___ Material to process ___
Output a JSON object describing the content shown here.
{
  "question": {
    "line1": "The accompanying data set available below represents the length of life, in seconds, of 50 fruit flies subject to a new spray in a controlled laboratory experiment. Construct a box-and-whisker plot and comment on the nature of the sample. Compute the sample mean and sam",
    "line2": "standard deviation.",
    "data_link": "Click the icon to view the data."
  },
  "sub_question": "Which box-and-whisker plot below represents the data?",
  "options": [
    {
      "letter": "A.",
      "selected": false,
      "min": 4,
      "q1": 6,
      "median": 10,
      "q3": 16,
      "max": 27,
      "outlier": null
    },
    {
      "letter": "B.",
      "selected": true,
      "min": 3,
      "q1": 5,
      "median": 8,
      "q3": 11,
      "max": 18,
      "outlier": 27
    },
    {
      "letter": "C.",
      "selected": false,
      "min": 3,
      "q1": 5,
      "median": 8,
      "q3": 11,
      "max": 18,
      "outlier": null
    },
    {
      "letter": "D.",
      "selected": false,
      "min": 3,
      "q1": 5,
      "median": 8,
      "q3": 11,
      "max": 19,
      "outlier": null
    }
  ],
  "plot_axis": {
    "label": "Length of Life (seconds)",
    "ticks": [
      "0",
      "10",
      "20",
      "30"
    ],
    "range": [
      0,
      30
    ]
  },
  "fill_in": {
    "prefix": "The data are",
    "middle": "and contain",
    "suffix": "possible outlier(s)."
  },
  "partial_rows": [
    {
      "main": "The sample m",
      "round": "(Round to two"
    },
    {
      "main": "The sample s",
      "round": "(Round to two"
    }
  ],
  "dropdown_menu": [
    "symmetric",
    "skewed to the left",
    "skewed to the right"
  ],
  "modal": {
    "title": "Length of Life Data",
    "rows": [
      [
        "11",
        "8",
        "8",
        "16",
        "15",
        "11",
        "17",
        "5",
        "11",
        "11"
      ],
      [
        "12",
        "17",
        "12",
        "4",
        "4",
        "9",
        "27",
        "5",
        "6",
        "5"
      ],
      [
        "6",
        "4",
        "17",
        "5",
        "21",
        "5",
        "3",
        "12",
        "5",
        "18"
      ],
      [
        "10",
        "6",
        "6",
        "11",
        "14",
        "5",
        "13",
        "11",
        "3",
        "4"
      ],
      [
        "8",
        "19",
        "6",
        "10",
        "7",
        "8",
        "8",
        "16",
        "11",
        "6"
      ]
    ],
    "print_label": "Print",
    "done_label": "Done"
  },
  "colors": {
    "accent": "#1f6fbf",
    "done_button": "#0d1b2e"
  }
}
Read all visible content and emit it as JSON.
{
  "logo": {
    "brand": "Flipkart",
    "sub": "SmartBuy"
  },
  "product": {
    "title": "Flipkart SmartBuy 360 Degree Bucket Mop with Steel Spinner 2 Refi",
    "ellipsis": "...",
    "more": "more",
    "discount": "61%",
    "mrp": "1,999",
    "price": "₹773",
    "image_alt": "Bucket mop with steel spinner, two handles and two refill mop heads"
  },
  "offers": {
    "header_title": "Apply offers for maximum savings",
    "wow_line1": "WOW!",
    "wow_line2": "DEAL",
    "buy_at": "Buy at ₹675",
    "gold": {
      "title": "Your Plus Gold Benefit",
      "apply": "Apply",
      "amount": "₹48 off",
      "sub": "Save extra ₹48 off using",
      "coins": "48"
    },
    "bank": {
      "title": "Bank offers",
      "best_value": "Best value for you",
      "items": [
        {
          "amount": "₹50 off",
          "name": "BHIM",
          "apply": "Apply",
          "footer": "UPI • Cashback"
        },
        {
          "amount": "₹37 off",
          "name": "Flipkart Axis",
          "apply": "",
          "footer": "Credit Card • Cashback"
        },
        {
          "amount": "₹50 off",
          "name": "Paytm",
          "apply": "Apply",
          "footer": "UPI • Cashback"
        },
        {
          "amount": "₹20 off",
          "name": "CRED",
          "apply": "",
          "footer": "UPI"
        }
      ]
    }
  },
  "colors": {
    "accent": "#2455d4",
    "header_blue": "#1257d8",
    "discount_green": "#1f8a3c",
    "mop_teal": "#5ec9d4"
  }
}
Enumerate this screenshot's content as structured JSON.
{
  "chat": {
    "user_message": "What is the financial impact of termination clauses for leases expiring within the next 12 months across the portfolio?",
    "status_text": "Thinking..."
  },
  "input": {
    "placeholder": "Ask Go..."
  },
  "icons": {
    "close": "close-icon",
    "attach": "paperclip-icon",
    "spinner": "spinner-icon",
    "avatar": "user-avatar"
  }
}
___
*Instructions for the task*.
Filter the records above and return every line that holds the word "name".

*Reply*.
          "name": "BHIM",
          "name": "Flipkart Axis",
          "name": "Paytm",
          "name": "CRED",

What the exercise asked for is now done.